begin PROVIDED MATERIAL

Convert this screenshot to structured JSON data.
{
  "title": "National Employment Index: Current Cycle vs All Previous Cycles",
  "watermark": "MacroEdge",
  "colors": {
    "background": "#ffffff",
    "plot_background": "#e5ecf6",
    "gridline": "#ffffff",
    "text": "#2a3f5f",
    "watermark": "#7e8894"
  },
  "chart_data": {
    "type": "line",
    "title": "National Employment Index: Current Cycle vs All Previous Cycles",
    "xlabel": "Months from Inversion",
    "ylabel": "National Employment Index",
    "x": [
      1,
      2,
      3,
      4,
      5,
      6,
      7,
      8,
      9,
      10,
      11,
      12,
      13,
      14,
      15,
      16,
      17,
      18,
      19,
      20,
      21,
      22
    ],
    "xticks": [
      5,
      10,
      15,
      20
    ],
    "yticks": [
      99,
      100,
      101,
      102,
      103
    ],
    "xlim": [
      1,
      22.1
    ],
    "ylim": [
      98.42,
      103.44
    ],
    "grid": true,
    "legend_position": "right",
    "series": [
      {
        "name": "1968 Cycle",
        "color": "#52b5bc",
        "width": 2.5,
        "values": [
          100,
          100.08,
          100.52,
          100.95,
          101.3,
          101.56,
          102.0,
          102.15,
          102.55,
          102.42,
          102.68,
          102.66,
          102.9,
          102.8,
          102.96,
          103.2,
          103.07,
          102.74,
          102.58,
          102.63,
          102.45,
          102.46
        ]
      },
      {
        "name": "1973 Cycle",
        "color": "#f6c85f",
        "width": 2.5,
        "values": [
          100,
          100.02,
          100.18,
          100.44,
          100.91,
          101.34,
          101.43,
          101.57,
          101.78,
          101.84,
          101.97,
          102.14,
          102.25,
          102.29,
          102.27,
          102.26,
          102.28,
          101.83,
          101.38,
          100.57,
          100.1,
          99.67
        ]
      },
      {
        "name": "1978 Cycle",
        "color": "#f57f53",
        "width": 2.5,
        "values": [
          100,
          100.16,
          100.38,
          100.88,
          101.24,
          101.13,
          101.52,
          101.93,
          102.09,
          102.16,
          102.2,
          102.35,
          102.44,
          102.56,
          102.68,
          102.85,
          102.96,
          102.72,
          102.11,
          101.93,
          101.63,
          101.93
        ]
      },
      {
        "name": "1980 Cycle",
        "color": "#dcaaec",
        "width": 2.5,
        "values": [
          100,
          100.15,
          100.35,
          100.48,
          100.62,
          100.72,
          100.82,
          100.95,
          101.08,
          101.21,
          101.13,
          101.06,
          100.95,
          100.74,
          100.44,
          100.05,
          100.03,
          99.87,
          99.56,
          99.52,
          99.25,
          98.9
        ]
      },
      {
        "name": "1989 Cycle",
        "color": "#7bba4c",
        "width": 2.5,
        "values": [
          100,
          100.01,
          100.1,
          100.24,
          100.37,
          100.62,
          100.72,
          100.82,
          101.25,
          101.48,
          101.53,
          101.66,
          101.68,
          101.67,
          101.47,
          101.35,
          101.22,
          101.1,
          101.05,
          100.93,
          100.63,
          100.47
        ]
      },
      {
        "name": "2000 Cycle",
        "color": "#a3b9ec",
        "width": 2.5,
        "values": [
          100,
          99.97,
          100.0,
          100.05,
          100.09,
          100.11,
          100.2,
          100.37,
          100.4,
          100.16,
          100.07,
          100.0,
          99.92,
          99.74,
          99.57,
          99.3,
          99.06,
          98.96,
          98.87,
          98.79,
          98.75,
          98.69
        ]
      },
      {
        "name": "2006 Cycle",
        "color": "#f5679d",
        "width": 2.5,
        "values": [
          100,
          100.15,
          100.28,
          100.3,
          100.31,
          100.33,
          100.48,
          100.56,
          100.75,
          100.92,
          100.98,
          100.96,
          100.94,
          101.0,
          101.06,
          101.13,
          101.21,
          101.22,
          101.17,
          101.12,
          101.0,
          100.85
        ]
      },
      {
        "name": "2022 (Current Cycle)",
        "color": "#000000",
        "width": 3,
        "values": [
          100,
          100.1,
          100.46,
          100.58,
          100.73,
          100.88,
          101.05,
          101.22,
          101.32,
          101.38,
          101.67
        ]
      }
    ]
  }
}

end PROVIDED MATERIAL

» **PROBLEM DETAILS**
Transcribe each record exactly. Leave nothing out.

» **THE REPLY**
Convert this screenshot to structured JSON data.
{
  "title": "National Employment Index: Current Cycle vs All Previous Cycles",
  "watermark": "MacroEdge",
  "colors": {
    "background": "#ffffff",
    "plot_background": "#e5ecf6",
    "gridline": "#ffffff",
    "text": "#2a3f5f",
    "watermark": "#7e8894"
  },
  "chart_data": {
    "type": "line",
    "title": "National Employment Index: Current Cycle vs All Previous Cycles",
    "xlabel": "Months from Inversion",
    "ylabel": "National Employment Index",
    "x": [
      1,
      2,
      3,
      4,
      5,
      6,
      7,
      8,
      9,
      10,
      11,
      12,
      13,
      14,
      15,
      16,
      17,
      18,
      19,
      20,
      21,
      22
    ],
    "xticks": [
      5,
      10,
      15,
      20
    ],
    "yticks": [
      99,
      100,
      101,
      102,
      103
    ],
    "xlim": [
      1,
      22.1
    ],
    "ylim": [
      98.42,
      103.44
    ],
    "grid": true,
    "legend_position": "right",
    "series": [
      {
        "name": "1968 Cycle",
        "color": "#52b5bc",
        "width": 2.5,
        "values": [
          100,
          100.08,
          100.52,
          100.95,
          101.3,
          101.56,
          102.0,
          102.15,
          102.55,
          102.42,
          102.68,
          102.66,
          102.9,
          102.8,
          102.96,
          103.2,
          103.07,
          102.74,
          102.58,
          102.63,
          102.45,
          102.46
        ]
      },
      {
        "name": "1973 Cycle",
        "color": "#f6c85f",
        "width": 2.5,
        "values": [
          100,
          100.02,
          100.18,
          100.44,
          100.91,
          101.34,
          101.43,
          101.57,
          101.78,
          101.84,
          101.97,
          102.14,
          102.25,
          102.29,
          102.27,
          102.26,
          102.28,
          101.83,
          101.38,
          100.57,
          100.1,
          99.67
        ]
      },
      {
        "name": "1978 Cycle",
        "color": "#f57f53",
        "width": 2.5,
        "values": [
          100,
          100.16,
          100.38,
          100.88,
          101.24,
          101.13,
          101.52,
          101.93,
          102.09,
          102.16,
          102.2,
          102.35,
          102.44,
          102.56,
          102.68,
          102.85,
          102.96,
          102.72,
          102.11,
          101.93,
          101.63,
          101.93
        ]
      },
      {
        "name": "1980 Cycle",
        "color": "#dcaaec",
        "width": 2.5,
        "values": [
          100,
          100.15,
          100.35,
          100.48,
          100.62,
          100.72,
          100.82,
          100.95,
          101.08,
          101.21,
          101.13,
          101.06,
          100.95,
          100.74,
          100.44,
          100.05,
          100.03,
          99.87,
          99.56,
          99.52,
          99.25,
          98.9
        ]
      },
      {
        "name": "1989 Cycle",
        "color": "#7bba4c",
        "width": 2.5,
        "values": [
          100,
          100.01,
          100.1,
          100.24,
          100.37,
          100.62,
          100.72,
          100.82,
          101.25,
          101.48,
          101.53,
          101.66,
          101.68,
          101.67,
          101.47,
          101.35,
          101.22,
          101.1,
          101.05,
          100.93,
          100.63,
          100.47
        ]
      },
      {
        "name": "2000 Cycle",
        "color": "#a3b9ec",
        "width": 2.5,
        "values": [
          100,
          99.97,
          100.0,
          100.05,
          100.09,
          100.11,
          100.2,
          100.37,
          100.4,
          100.16,
          100.07,
          100.0,
          99.92,
          99.74,
          99.57,
          99.3,
          99.06,
          98.96,
          98.87,
          98.79,
          98.75,
          98.69
        ]
      },
      {
        "name": "2006 Cycle",
        "color": "#f5679d",
        "width": 2.5,
        "values": [
          100,
          100.15,
          100.28,
          100.3,
          100.31,
          100.33,
          100.48,
          100.56,
          100.75,
          100.92,
          100.98,
          100.96,
          100.94,
          101.0,
          101.06,
          101.13,
          101.21,
          101.22,
          101.17,
          101.12,
          101.0,
          100.85
        ]
      },
      {
        "name": "2022 (Current Cycle)",
        "color": "#000000",
        "width": 3,
        "values": [
          100,
          100.1,
          100.46,
          100.58,
          100.73,
          100.88,
          101.05,
          101.22,
          101.32,
          101.38,
          101.67
        ]
      }
    ]
  }
}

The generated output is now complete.